[START Exercise material]

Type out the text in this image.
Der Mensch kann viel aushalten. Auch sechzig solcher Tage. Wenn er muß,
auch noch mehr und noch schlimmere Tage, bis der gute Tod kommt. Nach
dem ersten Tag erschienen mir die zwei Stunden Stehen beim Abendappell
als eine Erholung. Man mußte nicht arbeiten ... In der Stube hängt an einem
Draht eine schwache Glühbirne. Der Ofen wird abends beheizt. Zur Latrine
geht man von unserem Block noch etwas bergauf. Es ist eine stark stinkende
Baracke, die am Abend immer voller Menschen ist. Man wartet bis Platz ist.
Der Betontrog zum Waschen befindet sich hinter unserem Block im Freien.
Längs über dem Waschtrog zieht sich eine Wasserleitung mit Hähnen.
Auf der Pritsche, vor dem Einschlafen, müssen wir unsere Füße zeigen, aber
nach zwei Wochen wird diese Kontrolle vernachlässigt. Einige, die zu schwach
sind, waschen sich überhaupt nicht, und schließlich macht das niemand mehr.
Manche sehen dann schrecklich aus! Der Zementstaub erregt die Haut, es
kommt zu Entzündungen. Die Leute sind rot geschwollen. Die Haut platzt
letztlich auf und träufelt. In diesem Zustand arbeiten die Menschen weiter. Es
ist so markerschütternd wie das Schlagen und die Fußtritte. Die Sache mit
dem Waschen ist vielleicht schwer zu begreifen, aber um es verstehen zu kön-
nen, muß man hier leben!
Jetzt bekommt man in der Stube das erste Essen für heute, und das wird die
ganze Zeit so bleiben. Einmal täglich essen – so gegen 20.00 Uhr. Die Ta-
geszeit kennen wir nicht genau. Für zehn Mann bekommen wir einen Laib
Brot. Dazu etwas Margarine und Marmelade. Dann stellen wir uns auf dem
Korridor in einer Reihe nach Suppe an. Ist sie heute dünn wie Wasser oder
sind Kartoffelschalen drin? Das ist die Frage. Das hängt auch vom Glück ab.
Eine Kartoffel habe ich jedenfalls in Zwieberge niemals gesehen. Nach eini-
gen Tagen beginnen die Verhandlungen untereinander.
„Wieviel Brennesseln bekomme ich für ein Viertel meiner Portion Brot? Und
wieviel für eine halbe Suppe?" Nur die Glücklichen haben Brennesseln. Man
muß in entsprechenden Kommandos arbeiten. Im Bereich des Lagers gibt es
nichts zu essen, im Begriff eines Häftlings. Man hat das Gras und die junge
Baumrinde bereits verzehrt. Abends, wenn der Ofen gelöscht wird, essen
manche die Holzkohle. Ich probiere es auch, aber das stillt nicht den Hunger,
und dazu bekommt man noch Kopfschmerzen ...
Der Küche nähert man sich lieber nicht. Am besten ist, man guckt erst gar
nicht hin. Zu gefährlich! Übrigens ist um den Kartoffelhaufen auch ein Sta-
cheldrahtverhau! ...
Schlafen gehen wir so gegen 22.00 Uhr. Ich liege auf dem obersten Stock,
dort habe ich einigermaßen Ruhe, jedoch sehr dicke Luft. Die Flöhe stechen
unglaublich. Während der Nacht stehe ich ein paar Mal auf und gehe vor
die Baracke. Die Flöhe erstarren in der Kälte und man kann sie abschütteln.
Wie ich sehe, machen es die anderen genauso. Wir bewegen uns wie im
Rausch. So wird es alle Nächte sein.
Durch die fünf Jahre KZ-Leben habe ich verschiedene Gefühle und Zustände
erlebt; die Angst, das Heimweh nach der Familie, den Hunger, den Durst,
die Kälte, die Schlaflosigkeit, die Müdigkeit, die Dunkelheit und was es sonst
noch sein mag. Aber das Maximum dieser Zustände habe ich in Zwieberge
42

[END Exercise material]

-- What this task involves --
Find each line holding "kann". Copy it out.

-- Task solution --
Der Mensch kann viel aushalten. Auch sechzig solcher Tage. Wenn er muß,
die Baracke. Die Flöhe erstarren in der Kälte und man kann sie abschütteln.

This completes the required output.